• Excerpted text
HIS 207 / EAS 207 / MED 207

History of East Asia to 1800

Professor/Instructor

Thomas Donald Conlan, Xin Wen

General introduction to major themes in the cultural, intellectual, and institutional history of China and Japan, with some attention to Korea and Southeast Asia. Two lectures, one preceptorial.

HIS 208 / EAS 208

East Asia since 1800

Professor/Instructor

Federico Marcon

An introduction to the history of modern East Asia, examining the inter-related histories of Korea, Japan, and China since 1800 and their relationships with the wider world. Major topics include: trade, cultural exchanges, reform and revolution, war, colonialism, Cold War geopolitics, socialism. Two lectures, one preceptorial.

ART 216 / EAS 213

Aesthetics and Politics of Chinese Painting

Professor/Instructor

Cheng-hua Wang

Thematic introduction to the role of painting in Chinese cultural history, with attention to the interaction of stylistic standards, materials, and techniques; the impact of regional geographies on landscape painting; the influence of class, gender, and social behavior on figure painting; the engagement of art with traditional philosophies and 20th-century socialism; and the shape of time in art-historical development. For department majors, this course satisfies the Group 2 distribution requirement. Three lectures.

• Raw data
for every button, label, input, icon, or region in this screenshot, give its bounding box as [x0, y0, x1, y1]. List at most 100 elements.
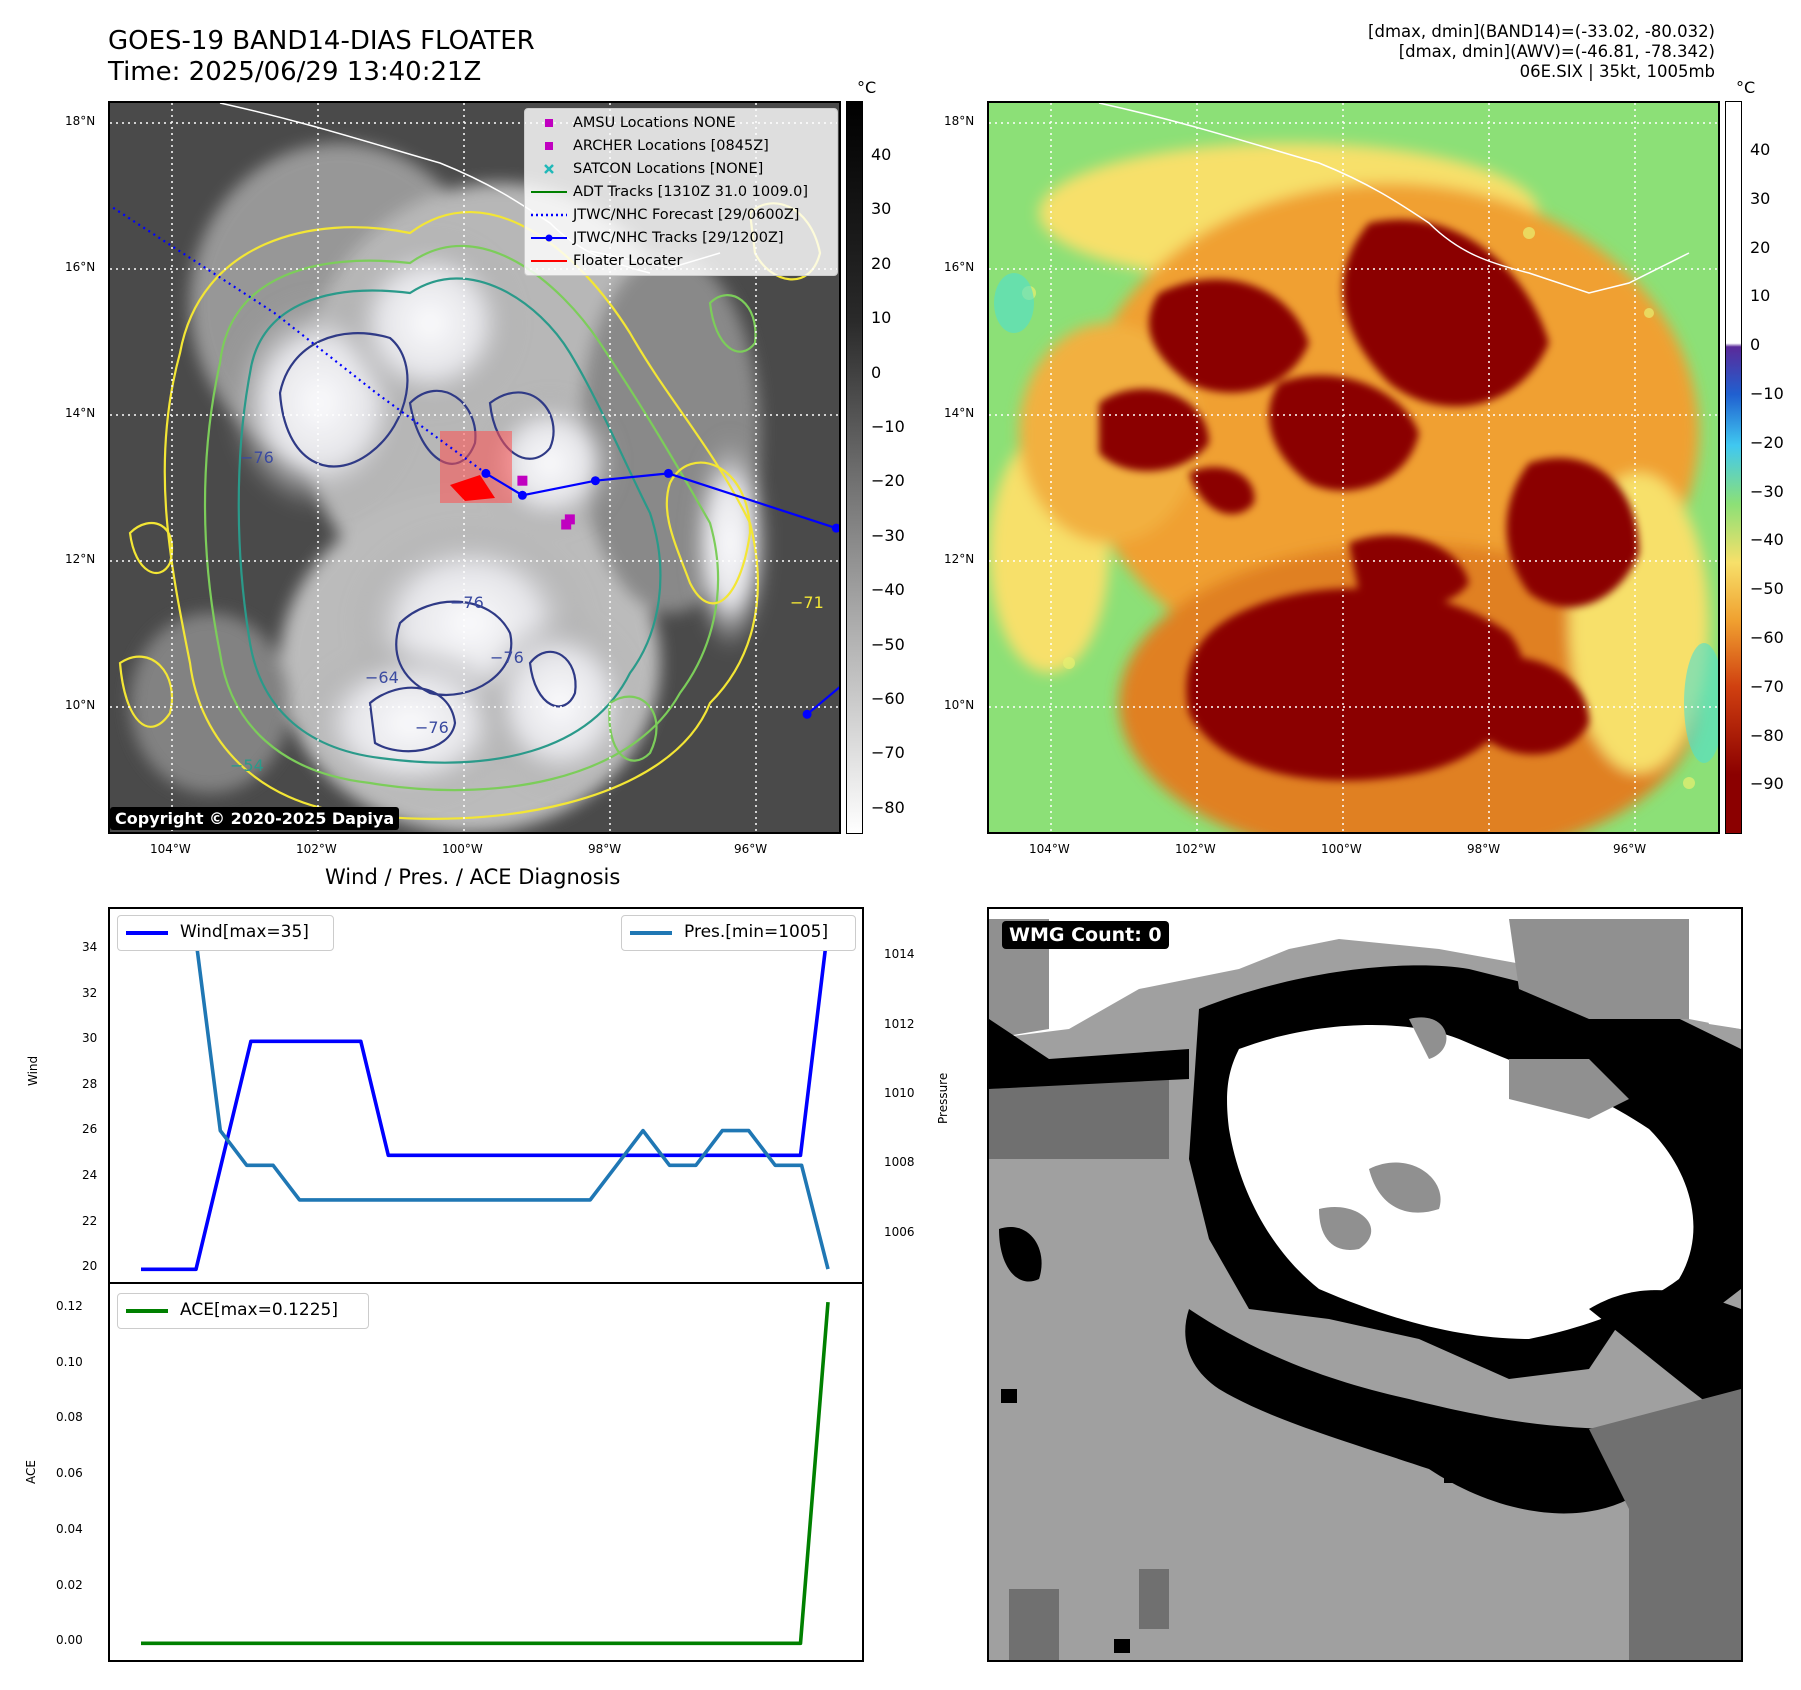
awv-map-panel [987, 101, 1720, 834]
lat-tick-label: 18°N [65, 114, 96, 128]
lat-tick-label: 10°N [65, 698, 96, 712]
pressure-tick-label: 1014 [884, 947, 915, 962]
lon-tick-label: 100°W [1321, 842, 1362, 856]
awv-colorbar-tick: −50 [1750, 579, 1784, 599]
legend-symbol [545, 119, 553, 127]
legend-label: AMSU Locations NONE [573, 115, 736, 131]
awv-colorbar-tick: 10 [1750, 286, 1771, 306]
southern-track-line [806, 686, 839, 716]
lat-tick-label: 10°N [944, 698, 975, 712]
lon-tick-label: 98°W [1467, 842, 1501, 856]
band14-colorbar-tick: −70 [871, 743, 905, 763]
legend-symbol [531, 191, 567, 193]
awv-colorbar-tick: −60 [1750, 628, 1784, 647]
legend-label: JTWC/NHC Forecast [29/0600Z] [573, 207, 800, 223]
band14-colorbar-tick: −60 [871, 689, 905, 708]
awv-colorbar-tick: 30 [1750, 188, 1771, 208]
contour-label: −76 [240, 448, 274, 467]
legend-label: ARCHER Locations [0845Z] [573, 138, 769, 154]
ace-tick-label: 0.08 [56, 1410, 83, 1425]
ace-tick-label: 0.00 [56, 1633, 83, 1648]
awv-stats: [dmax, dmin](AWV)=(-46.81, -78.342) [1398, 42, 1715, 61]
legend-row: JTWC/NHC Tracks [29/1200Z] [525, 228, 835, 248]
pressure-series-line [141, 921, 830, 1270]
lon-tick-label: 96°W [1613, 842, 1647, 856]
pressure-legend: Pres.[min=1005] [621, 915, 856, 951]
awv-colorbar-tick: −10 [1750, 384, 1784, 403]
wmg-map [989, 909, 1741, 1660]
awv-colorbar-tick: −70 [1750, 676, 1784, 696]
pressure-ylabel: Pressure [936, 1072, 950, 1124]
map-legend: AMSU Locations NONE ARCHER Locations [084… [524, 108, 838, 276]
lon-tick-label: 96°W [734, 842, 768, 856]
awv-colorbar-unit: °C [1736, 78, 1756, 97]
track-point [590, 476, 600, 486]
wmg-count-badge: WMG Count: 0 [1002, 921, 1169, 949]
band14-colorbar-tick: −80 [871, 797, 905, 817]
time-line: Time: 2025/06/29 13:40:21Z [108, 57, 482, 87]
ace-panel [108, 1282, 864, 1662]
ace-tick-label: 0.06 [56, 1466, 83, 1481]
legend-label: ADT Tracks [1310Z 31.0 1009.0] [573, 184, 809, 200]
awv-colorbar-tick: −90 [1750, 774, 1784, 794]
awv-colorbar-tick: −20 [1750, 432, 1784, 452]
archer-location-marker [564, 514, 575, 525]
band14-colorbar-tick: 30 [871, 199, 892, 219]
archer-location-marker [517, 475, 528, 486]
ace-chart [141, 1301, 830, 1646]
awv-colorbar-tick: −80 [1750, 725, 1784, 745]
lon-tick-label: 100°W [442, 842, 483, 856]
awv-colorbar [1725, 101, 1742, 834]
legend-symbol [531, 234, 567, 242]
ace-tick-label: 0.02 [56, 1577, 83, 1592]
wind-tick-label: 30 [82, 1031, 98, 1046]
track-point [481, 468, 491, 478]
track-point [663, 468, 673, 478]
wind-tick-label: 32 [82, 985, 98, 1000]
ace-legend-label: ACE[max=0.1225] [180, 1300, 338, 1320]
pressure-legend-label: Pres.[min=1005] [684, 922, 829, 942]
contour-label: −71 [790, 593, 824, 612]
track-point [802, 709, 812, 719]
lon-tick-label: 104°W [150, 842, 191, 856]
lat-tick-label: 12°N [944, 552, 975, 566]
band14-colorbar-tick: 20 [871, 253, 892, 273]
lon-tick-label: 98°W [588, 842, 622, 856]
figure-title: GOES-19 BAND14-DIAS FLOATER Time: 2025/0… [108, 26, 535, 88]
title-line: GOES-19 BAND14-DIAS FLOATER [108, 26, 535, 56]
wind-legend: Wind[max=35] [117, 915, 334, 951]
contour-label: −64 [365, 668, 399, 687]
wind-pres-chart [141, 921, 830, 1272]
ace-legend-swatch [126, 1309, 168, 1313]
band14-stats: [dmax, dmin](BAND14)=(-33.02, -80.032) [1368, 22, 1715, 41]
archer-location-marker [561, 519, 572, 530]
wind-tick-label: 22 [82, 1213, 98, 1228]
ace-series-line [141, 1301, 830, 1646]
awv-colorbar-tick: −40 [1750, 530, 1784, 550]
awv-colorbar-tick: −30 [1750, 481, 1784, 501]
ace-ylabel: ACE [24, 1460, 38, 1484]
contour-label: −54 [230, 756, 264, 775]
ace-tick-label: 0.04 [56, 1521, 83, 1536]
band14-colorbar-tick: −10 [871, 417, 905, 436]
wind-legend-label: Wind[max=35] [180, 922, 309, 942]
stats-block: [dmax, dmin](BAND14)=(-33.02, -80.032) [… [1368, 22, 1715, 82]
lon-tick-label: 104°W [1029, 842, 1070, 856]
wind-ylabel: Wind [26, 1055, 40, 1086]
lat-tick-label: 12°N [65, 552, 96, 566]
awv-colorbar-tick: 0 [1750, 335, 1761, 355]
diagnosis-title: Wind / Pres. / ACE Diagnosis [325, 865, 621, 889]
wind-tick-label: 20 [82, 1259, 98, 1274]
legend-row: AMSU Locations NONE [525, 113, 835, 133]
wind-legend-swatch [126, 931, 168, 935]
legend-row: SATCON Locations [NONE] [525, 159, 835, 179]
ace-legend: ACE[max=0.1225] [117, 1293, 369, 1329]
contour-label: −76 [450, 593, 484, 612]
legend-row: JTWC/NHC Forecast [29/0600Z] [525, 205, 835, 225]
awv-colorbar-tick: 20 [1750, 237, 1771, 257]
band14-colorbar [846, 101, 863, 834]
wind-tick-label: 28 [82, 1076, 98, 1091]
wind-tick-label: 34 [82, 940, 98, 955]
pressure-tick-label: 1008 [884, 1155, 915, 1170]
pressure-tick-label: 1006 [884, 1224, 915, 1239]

--

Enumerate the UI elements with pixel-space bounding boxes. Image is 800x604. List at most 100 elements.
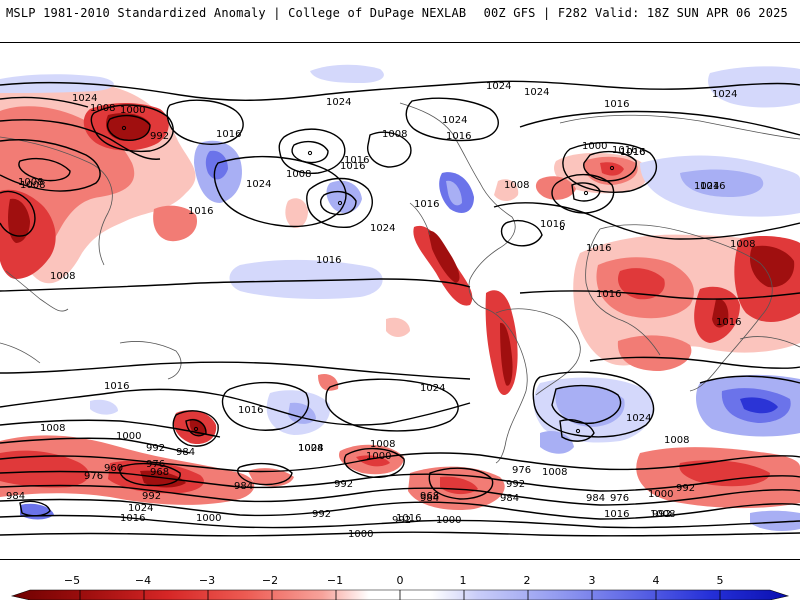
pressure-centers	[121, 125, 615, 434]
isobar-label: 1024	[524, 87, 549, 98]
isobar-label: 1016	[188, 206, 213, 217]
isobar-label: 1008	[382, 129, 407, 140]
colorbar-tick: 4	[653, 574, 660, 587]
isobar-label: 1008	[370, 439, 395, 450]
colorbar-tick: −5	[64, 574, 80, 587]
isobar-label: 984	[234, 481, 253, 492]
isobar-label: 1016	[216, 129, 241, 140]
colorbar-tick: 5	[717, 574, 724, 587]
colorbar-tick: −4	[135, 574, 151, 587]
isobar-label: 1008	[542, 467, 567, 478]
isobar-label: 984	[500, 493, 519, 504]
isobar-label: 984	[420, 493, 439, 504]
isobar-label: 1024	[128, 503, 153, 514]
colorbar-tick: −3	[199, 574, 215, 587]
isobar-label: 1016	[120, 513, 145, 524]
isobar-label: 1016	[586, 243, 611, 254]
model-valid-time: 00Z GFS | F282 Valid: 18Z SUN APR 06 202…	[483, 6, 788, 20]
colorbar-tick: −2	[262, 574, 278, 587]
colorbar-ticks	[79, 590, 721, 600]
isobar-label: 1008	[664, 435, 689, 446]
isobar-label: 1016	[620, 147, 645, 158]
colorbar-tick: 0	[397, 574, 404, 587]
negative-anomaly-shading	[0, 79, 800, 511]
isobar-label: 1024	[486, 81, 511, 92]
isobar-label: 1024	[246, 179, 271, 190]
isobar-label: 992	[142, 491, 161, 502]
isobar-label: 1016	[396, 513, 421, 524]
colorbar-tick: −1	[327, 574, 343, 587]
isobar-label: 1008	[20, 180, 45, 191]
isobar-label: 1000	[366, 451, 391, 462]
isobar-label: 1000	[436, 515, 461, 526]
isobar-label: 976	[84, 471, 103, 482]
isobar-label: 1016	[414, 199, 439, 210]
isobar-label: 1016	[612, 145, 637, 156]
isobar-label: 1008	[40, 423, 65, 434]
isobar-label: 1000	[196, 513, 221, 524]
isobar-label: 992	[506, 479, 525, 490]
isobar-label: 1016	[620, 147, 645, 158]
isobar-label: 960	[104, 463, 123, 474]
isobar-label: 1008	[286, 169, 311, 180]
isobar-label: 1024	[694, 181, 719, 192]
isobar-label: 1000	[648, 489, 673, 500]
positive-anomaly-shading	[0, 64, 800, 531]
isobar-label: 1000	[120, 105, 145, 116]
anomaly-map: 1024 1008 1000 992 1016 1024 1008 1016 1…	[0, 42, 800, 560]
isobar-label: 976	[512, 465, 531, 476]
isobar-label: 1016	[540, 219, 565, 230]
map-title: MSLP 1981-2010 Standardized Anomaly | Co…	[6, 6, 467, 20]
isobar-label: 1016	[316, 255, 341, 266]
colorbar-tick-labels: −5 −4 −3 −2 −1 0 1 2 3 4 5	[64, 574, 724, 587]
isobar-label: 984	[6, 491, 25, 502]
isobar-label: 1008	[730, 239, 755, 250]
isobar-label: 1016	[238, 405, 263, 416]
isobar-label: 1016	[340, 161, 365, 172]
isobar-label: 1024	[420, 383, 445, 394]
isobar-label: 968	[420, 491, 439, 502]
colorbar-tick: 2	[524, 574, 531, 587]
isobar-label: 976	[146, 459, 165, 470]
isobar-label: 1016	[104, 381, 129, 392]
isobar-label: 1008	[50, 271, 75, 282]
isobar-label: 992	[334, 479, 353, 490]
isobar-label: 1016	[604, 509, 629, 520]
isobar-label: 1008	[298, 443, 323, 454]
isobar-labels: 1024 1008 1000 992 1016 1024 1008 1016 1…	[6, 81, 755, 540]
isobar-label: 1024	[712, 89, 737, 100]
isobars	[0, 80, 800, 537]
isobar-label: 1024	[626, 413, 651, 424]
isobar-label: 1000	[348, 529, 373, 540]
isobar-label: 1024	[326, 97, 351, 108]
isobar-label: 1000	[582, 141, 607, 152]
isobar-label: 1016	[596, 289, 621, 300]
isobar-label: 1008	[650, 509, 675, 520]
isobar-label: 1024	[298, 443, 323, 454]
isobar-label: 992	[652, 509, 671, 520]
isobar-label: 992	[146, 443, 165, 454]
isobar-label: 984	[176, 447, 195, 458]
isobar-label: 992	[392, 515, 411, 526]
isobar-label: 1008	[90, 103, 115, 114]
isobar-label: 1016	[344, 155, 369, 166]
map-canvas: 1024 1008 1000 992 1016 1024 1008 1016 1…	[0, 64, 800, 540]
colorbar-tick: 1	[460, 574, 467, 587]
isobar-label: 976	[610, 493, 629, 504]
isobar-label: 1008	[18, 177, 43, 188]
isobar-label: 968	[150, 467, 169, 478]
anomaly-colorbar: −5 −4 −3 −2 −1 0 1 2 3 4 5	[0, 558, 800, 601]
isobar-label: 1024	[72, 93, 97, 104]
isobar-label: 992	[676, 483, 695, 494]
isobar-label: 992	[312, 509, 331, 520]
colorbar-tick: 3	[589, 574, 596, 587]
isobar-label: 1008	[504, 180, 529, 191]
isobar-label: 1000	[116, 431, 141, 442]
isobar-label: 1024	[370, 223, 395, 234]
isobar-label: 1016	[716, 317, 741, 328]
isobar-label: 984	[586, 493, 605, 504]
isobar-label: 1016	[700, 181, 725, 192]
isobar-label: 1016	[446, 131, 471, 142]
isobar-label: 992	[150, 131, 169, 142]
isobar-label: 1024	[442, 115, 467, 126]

• Goal
In the course listings, who is named as the instructor for East Asia since 1800?

• Task result
Federico Marcon